Every record should be copied exactly, except that pictures are to be omitted.

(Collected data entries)
********************

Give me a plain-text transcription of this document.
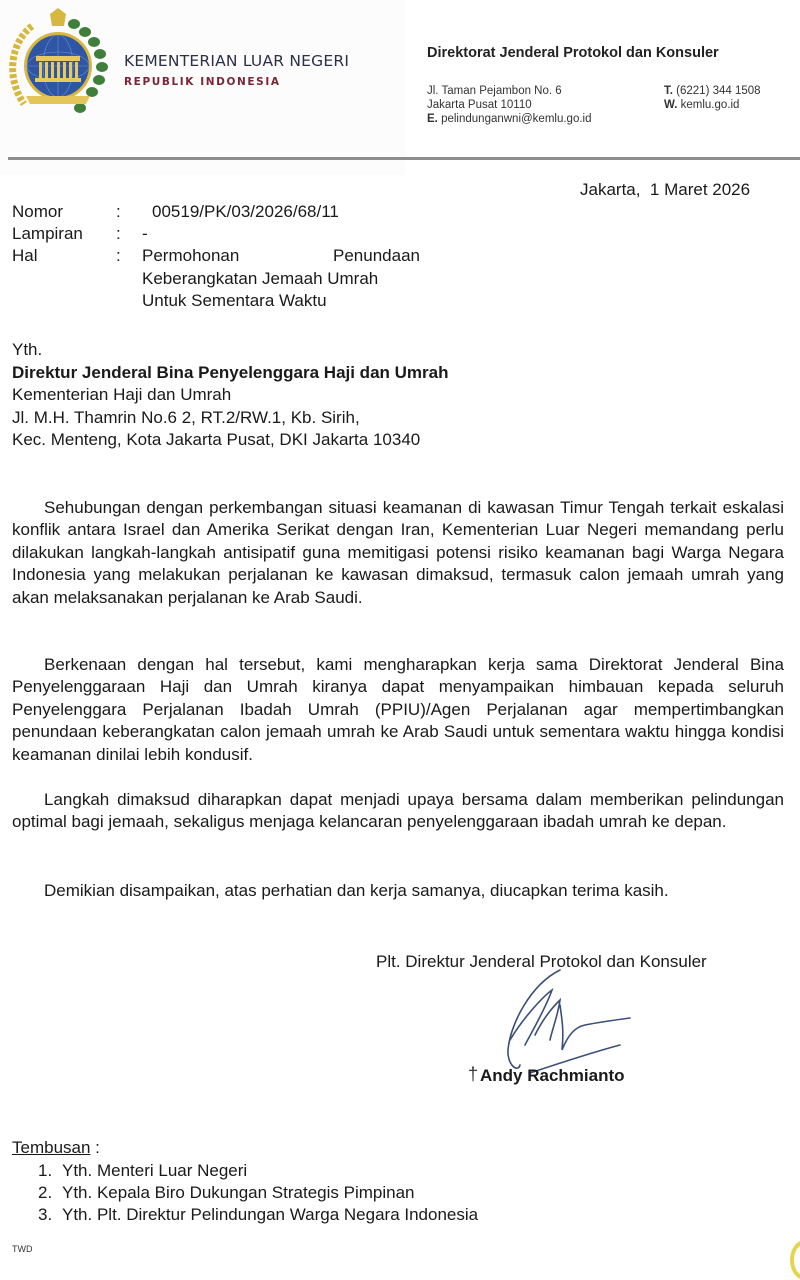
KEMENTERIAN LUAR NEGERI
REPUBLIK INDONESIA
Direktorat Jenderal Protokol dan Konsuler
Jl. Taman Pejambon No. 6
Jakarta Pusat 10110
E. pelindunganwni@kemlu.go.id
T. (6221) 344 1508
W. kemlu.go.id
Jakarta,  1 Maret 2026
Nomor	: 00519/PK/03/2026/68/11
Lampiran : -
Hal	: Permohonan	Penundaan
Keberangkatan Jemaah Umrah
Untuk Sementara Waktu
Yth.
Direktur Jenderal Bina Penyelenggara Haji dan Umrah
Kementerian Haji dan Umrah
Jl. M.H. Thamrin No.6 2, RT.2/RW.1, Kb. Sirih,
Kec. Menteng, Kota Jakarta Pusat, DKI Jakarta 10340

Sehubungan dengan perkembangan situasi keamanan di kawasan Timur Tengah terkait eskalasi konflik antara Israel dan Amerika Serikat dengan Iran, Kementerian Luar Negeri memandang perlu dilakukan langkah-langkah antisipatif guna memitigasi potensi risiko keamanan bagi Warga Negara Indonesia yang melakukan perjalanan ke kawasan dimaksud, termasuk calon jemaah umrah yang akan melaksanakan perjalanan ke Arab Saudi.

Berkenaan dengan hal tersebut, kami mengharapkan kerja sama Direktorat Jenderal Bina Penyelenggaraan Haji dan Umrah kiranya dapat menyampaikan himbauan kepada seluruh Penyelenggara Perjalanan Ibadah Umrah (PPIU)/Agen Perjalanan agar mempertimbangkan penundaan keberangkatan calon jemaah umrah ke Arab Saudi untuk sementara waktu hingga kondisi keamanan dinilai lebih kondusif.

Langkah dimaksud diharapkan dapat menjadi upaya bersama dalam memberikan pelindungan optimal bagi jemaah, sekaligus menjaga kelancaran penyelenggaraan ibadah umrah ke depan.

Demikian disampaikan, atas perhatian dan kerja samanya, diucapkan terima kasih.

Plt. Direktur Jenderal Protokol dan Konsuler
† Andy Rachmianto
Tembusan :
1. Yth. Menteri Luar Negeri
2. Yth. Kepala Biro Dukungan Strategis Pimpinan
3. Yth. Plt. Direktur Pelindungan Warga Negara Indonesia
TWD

********************

§ COMPLETE OUTPUT:
Give me a plain-text transcription of this document.
KEMENTERIAN LUAR NEGERI
REPUBLIK INDONESIA
Direktorat Jenderal Protokol dan Konsuler
Jl. Taman Pejambon No. 6
Jakarta Pusat 10110
E. pelindunganwni@kemlu.go.id
T. (6221) 344 1508
W. kemlu.go.id
Jakarta,  1 Maret 2026
Nomor	: 00519/PK/03/2026/68/11
Lampiran : -
Hal	: Permohonan	Penundaan
Keberangkatan Jemaah Umrah
Untuk Sementara Waktu
Yth.
Direktur Jenderal Bina Penyelenggara Haji dan Umrah
Kementerian Haji dan Umrah
Jl. M.H. Thamrin No.6 2, RT.2/RW.1, Kb. Sirih,
Kec. Menteng, Kota Jakarta Pusat, DKI Jakarta 10340

Sehubungan dengan perkembangan situasi keamanan di kawasan Timur Tengah terkait eskalasi konflik antara Israel dan Amerika Serikat dengan Iran, Kementerian Luar Negeri memandang perlu dilakukan langkah-langkah antisipatif guna memitigasi potensi risiko keamanan bagi Warga Negara Indonesia yang melakukan perjalanan ke kawasan dimaksud, termasuk calon jemaah umrah yang akan melaksanakan perjalanan ke Arab Saudi.

Berkenaan dengan hal tersebut, kami mengharapkan kerja sama Direktorat Jenderal Bina Penyelenggaraan Haji dan Umrah kiranya dapat menyampaikan himbauan kepada seluruh Penyelenggara Perjalanan Ibadah Umrah (PPIU)/Agen Perjalanan agar mempertimbangkan penundaan keberangkatan calon jemaah umrah ke Arab Saudi untuk sementara waktu hingga kondisi keamanan dinilai lebih kondusif.

Langkah dimaksud diharapkan dapat menjadi upaya bersama dalam memberikan pelindungan optimal bagi jemaah, sekaligus menjaga kelancaran penyelenggaraan ibadah umrah ke depan.

Demikian disampaikan, atas perhatian dan kerja samanya, diucapkan terima kasih.

Plt. Direktur Jenderal Protokol dan Konsuler
† Andy Rachmianto
Tembusan :
1. Yth. Menteri Luar Negeri
2. Yth. Kepala Biro Dukungan Strategis Pimpinan
3. Yth. Plt. Direktur Pelindungan Warga Negara Indonesia
TWD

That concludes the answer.